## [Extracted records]
+===+

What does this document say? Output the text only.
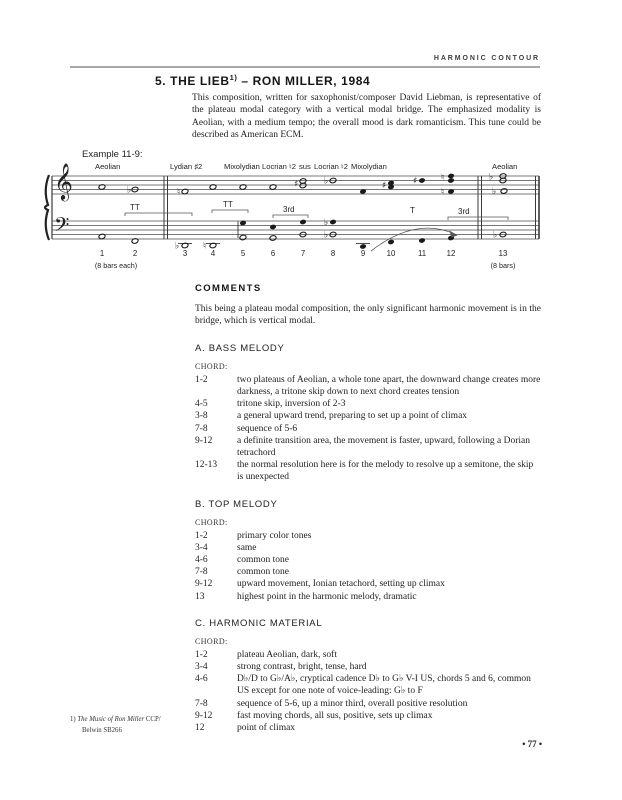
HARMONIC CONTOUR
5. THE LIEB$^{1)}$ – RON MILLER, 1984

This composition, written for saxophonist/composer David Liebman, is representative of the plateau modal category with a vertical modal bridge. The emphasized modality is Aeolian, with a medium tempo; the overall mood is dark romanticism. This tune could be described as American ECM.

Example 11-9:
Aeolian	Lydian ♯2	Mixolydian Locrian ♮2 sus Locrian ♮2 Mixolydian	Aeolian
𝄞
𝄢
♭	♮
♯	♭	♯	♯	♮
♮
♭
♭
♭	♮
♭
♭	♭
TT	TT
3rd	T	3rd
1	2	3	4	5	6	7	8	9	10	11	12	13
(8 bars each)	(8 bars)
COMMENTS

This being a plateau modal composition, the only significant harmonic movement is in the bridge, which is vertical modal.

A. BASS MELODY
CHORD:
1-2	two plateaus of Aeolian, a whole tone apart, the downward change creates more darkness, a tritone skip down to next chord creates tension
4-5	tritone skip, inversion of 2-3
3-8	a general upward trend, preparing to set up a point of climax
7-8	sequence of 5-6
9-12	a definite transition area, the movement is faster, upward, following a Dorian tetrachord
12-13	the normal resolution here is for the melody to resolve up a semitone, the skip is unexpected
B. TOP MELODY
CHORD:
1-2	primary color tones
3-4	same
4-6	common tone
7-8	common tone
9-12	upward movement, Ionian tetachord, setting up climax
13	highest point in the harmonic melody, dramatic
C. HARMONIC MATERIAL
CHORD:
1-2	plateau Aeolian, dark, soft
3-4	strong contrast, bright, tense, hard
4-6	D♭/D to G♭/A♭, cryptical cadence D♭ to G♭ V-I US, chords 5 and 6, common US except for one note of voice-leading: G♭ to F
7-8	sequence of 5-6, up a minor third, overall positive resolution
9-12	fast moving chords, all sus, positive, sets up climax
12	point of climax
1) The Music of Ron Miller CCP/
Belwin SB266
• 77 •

+===+

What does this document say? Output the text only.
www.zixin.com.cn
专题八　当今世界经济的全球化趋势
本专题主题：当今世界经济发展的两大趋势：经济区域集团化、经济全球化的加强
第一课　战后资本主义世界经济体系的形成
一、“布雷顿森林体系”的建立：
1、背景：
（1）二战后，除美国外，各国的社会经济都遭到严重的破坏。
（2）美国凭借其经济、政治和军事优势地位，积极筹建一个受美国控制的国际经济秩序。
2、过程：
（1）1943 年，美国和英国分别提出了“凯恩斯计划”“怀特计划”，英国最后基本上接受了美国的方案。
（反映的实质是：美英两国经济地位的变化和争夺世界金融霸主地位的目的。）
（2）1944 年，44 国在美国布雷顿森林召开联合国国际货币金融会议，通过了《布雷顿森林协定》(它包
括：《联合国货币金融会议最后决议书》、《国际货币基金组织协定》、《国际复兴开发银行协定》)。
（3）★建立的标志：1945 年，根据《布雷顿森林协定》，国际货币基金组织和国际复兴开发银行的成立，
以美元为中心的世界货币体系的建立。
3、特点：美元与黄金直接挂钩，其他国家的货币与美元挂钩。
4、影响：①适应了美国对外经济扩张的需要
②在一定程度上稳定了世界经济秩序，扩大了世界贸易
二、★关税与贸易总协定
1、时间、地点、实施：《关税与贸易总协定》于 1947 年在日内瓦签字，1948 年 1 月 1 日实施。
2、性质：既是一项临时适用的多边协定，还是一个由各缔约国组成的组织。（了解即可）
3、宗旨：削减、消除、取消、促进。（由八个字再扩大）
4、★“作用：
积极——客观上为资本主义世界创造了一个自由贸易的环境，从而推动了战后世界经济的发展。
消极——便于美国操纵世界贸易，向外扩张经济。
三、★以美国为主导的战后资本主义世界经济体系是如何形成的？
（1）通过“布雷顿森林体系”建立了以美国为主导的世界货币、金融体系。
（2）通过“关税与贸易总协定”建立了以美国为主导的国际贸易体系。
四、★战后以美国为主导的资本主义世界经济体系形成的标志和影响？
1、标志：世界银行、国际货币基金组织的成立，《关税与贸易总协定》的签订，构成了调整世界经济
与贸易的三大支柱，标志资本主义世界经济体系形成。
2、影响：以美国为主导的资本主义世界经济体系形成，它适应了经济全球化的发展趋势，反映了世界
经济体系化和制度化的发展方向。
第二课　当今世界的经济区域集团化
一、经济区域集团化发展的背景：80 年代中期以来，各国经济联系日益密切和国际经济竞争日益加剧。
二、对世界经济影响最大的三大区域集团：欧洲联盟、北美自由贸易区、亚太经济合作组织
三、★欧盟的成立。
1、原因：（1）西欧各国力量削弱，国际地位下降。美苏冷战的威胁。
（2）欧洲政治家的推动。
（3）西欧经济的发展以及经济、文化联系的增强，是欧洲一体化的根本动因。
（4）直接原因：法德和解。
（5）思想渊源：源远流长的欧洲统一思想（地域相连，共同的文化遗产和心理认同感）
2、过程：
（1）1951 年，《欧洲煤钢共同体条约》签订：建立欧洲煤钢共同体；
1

+===+

## [TASK PROMPT]
Tell how many lines hold the string "climax", giving the number and nothing else.

## [TASK SOLUTION]
4